BEGIN Record extracts
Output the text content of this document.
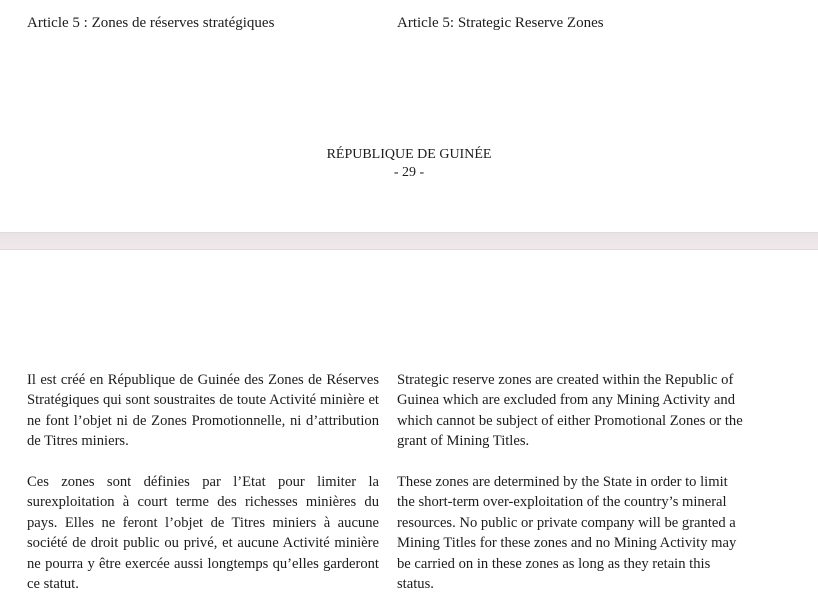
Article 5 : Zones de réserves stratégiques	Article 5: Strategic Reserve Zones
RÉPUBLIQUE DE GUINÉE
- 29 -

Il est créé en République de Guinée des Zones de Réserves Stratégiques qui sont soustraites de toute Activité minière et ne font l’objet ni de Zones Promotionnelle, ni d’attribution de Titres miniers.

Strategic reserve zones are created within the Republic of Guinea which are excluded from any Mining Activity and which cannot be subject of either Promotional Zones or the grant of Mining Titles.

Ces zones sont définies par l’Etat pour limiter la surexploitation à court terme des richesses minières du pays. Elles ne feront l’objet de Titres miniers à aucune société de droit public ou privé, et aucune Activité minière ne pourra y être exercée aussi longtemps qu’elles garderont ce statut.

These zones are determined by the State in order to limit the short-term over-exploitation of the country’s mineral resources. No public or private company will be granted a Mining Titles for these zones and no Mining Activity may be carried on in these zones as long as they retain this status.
END Record extracts
## Problem
Each line in the listing above that contains "Activité" should be copied.

## Answer for the task
Il est créé en République de Guinée des Zones de Réserves Stratégiques qui sont soustraites de toute Activité minière et ne font l’objet ni de Zones Promotionnelle, ni d’attribution de Titres miniers.
Ces zones sont définies par l’Etat pour limiter la surexploitation à court terme des richesses minières du pays. Elles ne feront l’objet de Titres miniers à aucune société de droit public ou privé, et aucune Activité minière ne pourra y être exercée aussi longtemps qu’elles garderont ce statut.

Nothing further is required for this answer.